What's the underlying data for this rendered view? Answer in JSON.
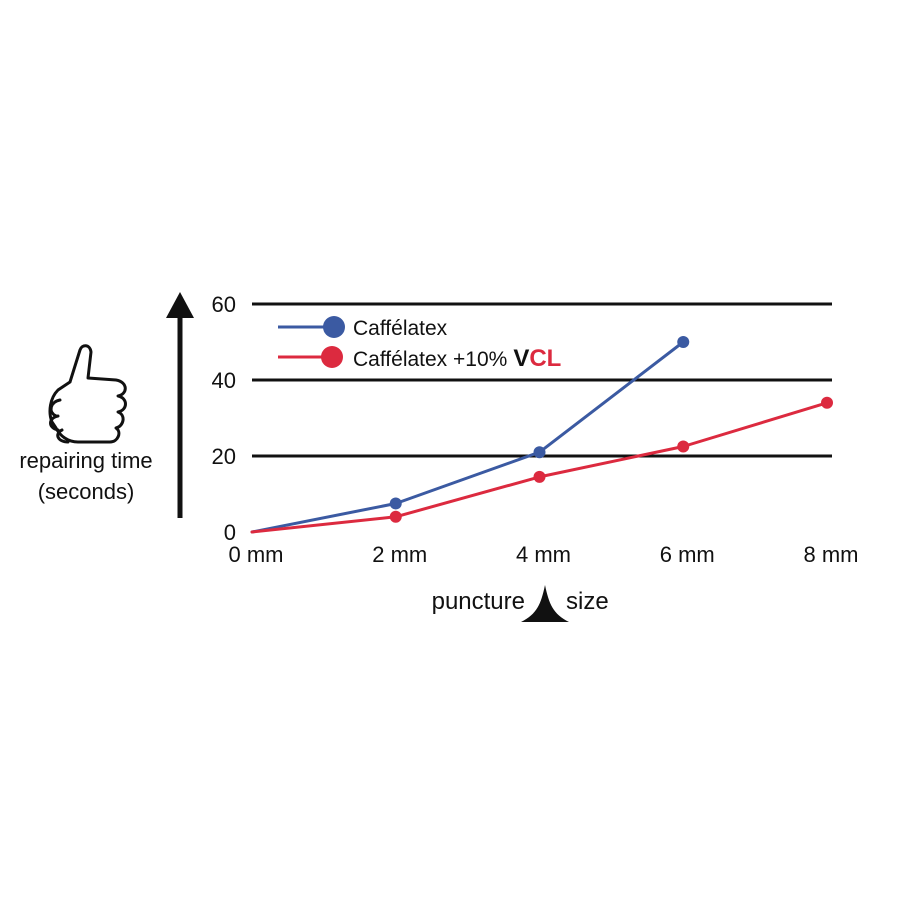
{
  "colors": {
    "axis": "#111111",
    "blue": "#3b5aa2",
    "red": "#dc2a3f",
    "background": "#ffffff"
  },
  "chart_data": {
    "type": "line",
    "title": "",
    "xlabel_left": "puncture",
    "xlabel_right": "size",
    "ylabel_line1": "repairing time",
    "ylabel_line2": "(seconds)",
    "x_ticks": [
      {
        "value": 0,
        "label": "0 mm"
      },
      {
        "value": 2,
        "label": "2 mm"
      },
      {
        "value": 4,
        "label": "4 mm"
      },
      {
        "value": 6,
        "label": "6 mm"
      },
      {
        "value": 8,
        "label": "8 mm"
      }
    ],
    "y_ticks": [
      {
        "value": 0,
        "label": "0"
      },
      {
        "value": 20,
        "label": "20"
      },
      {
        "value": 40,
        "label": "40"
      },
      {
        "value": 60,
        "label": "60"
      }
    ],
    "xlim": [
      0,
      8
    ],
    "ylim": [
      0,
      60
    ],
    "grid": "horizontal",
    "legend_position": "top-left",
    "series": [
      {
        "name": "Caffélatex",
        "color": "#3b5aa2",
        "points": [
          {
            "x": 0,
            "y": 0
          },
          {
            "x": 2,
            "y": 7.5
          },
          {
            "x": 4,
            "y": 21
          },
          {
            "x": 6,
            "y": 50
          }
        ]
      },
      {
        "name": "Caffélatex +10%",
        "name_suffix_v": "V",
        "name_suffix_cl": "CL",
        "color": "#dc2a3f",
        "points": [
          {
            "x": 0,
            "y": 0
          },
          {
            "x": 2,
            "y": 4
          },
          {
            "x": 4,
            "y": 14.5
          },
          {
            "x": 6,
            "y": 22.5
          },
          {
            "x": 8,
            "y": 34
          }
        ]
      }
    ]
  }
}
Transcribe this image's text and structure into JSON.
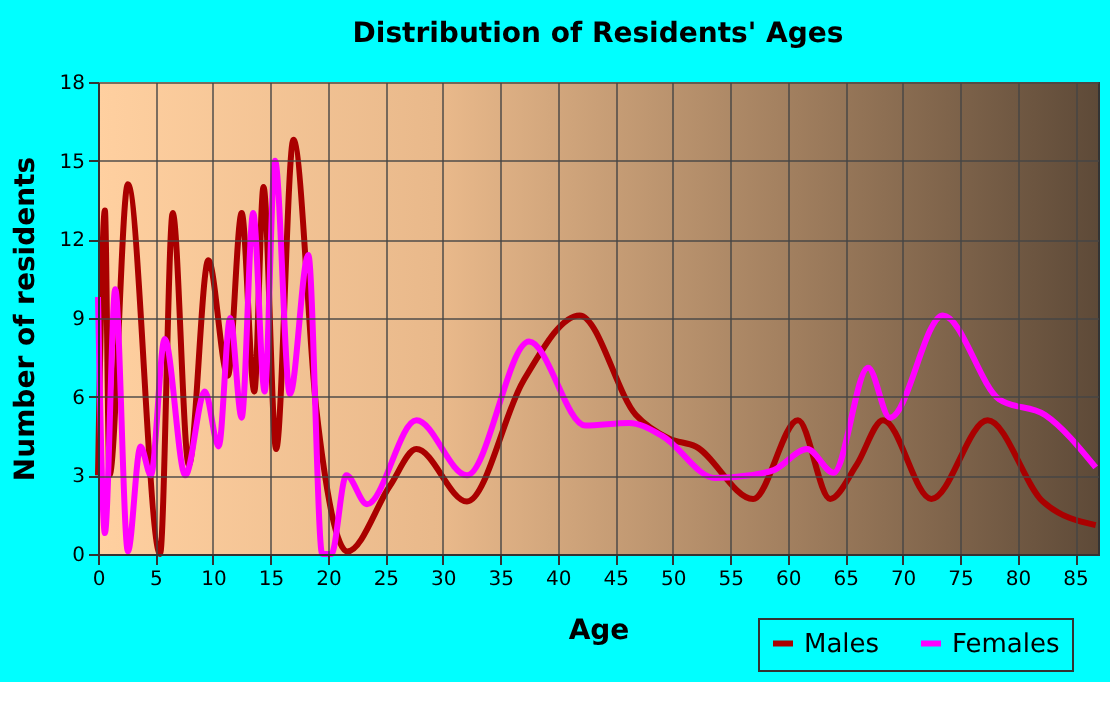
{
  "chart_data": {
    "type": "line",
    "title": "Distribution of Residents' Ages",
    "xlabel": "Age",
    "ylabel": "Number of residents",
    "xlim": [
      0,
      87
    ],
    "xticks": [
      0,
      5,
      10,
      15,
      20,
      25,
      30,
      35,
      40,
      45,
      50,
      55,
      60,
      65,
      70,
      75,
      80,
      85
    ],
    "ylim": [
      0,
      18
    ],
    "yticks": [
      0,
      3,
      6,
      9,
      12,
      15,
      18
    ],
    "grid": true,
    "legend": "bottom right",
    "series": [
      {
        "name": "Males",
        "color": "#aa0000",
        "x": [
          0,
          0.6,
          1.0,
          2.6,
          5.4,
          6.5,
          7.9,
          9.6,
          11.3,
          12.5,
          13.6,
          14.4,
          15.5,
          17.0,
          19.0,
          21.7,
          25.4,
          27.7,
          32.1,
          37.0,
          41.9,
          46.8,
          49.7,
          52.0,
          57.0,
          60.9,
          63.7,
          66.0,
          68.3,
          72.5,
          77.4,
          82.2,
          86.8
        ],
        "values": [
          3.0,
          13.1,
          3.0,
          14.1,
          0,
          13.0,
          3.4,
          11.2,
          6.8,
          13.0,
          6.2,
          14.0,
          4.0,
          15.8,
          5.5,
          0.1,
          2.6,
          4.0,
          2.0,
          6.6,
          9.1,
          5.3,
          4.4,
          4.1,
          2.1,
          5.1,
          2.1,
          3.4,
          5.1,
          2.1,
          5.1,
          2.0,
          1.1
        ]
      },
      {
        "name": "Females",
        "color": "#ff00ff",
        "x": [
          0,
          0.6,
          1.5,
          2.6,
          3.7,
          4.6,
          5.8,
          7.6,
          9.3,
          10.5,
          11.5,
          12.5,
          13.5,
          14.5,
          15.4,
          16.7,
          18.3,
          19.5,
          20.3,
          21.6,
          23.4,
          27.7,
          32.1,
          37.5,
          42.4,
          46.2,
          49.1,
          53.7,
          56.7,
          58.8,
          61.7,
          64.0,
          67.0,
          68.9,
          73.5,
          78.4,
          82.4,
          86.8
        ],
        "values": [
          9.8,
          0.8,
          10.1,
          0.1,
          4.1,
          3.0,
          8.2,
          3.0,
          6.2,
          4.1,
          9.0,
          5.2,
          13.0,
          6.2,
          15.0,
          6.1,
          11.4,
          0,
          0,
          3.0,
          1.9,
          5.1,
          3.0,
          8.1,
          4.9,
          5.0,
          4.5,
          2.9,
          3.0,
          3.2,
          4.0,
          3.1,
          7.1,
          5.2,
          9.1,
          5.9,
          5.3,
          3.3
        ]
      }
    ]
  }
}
§
### GOAL OF THE EXERCISE
Copy each line above where the string "Caffélatex" occurs.

### FULL OUTPUT
        "name": "Caffélatex",
        "name": "Caffélatex +10%",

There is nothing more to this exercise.